• **AIM**:
Give only the number of lines in the data that contain the word "norm".
⟨
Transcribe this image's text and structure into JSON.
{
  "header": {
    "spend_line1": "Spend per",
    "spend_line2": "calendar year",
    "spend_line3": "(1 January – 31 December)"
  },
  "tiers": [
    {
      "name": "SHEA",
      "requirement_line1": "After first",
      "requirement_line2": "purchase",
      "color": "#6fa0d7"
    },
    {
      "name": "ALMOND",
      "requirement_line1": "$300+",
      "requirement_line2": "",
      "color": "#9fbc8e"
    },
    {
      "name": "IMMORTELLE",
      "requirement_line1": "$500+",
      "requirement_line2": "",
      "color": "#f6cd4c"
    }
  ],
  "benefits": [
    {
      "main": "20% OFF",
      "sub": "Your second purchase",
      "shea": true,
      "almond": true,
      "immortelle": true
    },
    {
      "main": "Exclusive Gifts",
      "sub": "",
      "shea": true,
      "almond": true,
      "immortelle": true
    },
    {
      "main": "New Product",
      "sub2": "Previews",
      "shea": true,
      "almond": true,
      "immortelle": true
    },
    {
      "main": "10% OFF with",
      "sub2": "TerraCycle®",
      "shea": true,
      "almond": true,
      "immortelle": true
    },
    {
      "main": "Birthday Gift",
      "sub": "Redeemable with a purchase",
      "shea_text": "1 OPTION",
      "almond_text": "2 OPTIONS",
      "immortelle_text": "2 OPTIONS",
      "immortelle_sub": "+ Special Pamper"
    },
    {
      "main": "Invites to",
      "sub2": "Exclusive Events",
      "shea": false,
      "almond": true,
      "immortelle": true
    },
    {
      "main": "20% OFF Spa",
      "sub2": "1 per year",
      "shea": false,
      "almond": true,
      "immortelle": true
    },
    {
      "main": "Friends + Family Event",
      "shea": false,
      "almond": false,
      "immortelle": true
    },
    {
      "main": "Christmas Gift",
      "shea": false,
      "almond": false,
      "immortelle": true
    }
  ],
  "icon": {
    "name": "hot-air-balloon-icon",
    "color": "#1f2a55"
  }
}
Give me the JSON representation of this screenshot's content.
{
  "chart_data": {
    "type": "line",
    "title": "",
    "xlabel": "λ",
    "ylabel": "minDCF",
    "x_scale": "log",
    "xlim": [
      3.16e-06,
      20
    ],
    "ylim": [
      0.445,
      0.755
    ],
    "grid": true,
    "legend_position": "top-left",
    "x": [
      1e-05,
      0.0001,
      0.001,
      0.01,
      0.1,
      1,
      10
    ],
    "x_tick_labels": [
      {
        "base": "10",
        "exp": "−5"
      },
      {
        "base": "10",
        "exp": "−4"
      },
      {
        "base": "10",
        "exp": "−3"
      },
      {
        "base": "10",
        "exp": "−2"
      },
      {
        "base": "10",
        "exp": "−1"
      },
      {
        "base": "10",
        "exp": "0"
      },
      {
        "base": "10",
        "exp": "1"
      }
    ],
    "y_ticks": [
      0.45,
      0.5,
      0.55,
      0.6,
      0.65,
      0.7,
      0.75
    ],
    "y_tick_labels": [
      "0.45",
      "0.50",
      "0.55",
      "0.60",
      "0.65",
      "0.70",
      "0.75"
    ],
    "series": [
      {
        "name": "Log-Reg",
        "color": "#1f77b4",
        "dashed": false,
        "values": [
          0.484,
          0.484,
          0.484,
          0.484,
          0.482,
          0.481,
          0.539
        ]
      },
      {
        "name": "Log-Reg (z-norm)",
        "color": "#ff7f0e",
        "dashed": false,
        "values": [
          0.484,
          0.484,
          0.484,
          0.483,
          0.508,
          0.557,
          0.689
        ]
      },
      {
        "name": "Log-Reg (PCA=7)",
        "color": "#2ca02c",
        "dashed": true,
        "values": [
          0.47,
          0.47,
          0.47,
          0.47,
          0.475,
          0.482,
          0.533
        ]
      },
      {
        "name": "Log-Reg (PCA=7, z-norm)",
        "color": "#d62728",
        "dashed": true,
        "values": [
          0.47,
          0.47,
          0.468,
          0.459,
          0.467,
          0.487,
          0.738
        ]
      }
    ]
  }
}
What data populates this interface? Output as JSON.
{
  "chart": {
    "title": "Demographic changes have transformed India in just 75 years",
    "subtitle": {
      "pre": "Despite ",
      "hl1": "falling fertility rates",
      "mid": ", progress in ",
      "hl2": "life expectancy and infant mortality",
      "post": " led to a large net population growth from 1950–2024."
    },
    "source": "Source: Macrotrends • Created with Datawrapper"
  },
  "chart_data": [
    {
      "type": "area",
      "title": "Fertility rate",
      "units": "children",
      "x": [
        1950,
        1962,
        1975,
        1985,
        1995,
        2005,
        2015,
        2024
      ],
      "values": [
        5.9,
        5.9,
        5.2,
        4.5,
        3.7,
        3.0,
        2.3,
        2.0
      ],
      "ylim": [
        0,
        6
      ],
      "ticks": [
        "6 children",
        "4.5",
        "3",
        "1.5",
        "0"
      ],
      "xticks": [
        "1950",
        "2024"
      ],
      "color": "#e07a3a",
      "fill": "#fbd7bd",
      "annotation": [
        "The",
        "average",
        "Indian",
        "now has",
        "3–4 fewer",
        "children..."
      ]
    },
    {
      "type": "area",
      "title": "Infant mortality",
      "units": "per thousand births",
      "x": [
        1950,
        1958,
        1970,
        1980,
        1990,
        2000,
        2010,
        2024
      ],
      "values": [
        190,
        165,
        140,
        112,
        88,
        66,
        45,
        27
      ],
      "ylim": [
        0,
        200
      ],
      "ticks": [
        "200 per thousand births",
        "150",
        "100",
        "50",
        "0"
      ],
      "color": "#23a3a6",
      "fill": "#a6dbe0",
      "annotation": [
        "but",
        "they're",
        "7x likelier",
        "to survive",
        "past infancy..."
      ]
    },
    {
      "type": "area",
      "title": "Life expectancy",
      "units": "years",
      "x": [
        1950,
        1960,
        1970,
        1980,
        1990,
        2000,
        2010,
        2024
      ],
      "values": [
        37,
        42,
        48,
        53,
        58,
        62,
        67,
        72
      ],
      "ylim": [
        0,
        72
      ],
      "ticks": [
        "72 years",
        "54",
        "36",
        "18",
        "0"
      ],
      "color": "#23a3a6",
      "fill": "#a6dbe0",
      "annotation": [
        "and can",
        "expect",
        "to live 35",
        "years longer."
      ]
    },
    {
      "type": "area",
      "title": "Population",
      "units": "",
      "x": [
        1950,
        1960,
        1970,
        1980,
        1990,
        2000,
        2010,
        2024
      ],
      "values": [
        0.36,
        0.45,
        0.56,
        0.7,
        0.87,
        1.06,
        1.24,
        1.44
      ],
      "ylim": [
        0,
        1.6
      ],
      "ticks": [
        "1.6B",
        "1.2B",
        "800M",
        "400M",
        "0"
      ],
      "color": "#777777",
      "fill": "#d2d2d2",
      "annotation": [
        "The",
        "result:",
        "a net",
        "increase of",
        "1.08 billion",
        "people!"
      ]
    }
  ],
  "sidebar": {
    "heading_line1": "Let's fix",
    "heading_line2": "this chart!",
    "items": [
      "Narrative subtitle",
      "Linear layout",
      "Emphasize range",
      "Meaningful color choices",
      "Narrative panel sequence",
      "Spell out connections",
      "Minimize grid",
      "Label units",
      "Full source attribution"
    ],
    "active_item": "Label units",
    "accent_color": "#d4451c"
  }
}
⟩
• **THE SOLUTION**:
2